Supplied information —
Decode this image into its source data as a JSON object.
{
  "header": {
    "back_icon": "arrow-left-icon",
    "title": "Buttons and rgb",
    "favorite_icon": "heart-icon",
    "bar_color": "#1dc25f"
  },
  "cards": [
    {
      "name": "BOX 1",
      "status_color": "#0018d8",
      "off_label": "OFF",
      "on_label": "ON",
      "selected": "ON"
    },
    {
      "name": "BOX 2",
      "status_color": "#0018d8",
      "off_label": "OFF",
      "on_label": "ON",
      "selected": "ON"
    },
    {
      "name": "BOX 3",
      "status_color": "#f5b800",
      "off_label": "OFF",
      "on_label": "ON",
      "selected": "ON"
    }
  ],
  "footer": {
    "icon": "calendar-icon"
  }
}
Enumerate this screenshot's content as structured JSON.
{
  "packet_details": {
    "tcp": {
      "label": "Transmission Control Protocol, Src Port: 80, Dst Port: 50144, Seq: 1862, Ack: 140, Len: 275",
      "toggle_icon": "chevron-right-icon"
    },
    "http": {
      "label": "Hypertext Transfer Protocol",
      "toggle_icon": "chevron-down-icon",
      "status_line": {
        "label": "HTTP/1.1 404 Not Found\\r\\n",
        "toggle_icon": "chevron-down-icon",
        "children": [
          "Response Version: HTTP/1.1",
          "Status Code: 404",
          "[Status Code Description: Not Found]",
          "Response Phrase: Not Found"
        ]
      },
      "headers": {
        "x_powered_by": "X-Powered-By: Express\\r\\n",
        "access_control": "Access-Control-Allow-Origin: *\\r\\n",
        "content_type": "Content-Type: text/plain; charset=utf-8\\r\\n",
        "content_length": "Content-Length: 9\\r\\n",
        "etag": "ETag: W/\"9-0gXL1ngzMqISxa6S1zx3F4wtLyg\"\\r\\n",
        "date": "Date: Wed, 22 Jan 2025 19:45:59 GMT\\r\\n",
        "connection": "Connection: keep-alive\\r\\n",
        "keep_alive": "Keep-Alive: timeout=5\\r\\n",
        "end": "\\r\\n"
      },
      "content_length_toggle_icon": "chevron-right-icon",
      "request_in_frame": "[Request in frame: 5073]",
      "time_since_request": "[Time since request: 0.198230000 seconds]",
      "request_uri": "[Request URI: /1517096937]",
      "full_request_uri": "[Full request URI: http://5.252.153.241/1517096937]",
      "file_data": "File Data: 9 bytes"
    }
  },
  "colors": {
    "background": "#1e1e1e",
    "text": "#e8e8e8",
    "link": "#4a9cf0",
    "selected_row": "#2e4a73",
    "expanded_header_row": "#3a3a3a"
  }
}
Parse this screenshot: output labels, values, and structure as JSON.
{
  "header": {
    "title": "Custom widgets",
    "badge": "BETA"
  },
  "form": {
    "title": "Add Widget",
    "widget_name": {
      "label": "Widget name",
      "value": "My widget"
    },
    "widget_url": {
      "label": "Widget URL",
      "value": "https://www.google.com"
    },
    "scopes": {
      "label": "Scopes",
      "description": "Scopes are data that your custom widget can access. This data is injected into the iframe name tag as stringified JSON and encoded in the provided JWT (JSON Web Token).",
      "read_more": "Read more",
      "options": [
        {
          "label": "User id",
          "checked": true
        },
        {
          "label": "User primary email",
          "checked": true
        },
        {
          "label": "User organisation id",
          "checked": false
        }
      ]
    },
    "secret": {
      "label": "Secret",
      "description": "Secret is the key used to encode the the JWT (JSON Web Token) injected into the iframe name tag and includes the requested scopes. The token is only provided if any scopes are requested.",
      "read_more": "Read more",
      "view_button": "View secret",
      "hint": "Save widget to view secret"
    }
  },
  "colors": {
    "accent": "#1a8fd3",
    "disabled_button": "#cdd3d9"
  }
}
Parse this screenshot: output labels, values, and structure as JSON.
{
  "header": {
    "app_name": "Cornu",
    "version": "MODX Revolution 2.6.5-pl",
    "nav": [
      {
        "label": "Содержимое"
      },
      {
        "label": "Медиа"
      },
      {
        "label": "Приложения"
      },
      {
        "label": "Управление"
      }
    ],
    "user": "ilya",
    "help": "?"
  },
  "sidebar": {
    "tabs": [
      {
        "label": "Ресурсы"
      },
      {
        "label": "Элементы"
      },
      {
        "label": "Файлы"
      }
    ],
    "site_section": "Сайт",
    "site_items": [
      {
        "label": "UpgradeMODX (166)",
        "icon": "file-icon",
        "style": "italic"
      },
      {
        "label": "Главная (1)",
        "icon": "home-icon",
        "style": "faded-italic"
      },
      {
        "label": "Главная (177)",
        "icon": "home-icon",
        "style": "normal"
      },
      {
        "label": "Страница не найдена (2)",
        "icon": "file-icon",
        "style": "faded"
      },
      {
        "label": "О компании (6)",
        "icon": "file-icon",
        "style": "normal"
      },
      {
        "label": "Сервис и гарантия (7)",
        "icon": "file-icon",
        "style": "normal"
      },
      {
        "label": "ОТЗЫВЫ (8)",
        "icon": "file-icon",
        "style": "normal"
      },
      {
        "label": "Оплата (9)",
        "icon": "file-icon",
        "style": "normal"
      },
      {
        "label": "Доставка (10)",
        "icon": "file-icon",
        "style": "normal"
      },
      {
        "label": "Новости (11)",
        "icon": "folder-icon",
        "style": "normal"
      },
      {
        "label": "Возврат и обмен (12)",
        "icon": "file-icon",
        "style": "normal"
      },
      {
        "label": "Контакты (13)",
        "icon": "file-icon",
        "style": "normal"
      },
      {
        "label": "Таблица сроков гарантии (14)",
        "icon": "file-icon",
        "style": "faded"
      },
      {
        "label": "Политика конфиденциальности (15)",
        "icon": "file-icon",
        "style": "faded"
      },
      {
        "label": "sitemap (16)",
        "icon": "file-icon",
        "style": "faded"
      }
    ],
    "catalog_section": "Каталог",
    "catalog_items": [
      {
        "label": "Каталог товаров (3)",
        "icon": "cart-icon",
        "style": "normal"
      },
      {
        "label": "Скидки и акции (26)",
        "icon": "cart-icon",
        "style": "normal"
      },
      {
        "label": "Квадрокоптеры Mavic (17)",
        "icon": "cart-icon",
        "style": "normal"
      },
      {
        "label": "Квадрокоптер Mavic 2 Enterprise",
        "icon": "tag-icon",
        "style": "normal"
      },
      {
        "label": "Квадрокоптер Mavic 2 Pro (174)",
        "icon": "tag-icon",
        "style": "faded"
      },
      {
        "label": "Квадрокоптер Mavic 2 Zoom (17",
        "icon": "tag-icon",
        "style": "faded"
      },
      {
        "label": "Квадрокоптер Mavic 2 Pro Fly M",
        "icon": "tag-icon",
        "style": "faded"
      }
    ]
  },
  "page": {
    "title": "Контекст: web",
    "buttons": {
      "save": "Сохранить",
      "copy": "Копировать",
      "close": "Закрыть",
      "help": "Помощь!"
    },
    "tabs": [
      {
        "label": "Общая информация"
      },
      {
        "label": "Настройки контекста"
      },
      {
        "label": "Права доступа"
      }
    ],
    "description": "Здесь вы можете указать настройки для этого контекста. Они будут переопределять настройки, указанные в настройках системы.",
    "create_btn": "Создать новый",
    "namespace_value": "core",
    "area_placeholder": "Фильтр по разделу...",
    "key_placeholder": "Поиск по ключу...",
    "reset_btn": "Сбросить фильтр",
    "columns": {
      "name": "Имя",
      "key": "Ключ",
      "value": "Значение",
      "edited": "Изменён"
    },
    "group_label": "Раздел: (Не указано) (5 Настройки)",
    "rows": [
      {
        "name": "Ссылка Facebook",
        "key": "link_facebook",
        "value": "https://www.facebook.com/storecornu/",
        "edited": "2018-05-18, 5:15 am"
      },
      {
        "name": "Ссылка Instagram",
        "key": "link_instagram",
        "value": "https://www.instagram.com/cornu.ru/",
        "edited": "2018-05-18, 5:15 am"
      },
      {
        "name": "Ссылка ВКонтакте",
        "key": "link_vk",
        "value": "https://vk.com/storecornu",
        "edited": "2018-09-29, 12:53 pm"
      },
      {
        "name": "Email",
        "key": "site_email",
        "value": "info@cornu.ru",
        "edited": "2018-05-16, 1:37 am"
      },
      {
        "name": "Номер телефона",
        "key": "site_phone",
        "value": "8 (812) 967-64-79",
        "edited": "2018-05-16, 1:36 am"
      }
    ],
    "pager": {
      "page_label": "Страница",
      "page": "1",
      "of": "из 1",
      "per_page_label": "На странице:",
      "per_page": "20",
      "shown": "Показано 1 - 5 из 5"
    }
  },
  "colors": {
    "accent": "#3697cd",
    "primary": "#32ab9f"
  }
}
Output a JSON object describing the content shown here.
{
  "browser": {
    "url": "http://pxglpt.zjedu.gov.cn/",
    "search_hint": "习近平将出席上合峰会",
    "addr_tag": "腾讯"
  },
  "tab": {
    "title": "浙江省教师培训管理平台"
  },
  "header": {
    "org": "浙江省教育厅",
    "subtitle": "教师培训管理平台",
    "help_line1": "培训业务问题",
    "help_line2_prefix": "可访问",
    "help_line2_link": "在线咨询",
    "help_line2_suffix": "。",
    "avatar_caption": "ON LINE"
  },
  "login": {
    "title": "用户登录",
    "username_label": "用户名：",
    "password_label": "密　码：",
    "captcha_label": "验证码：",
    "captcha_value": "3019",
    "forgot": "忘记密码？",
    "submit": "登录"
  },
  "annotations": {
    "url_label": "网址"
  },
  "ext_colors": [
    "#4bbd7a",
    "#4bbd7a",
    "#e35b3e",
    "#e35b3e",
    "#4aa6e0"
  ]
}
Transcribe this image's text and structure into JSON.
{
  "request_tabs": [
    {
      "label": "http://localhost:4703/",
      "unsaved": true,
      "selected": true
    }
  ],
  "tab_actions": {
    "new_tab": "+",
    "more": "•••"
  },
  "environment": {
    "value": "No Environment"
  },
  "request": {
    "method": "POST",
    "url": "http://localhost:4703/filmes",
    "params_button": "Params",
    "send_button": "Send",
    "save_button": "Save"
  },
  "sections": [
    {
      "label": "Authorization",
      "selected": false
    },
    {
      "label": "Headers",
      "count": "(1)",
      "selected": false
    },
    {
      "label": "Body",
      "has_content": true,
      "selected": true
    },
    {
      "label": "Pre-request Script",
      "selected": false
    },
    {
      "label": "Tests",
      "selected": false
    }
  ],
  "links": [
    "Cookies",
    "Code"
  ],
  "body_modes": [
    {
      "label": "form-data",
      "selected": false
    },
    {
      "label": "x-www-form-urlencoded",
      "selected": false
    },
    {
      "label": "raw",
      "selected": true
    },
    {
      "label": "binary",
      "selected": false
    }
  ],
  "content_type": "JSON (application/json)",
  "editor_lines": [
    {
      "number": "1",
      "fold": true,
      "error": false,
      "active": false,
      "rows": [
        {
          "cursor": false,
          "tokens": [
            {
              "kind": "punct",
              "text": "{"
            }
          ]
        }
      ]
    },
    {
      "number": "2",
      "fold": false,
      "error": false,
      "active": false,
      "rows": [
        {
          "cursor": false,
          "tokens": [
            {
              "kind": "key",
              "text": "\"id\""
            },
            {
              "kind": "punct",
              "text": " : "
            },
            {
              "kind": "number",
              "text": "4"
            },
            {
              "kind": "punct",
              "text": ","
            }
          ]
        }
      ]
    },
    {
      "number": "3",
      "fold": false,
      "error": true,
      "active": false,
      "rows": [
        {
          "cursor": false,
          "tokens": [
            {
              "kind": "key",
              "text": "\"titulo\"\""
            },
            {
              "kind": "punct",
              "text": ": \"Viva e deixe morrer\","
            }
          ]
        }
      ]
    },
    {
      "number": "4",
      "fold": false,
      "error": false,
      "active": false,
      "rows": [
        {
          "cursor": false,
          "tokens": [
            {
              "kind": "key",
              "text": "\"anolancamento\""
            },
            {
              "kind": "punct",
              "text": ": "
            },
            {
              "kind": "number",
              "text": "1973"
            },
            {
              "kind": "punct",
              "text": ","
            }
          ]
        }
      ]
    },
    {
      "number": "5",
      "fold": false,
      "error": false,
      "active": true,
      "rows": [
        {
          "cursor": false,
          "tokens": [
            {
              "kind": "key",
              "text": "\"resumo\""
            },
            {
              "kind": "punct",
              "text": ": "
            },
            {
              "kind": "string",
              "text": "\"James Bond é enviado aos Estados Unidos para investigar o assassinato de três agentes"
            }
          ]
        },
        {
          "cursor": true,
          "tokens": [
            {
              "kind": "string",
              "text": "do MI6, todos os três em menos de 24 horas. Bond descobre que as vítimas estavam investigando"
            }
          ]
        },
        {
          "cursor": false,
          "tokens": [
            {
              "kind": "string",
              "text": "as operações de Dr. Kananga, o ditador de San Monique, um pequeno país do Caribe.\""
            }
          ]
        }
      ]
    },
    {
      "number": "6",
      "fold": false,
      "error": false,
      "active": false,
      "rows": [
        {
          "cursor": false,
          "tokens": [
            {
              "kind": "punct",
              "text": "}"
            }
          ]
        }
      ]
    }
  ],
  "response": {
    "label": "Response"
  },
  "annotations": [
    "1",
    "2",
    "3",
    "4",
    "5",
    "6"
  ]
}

Your goal —
State the number of lines in the data that include the string "https", and add nothing else.

Exercise output —
4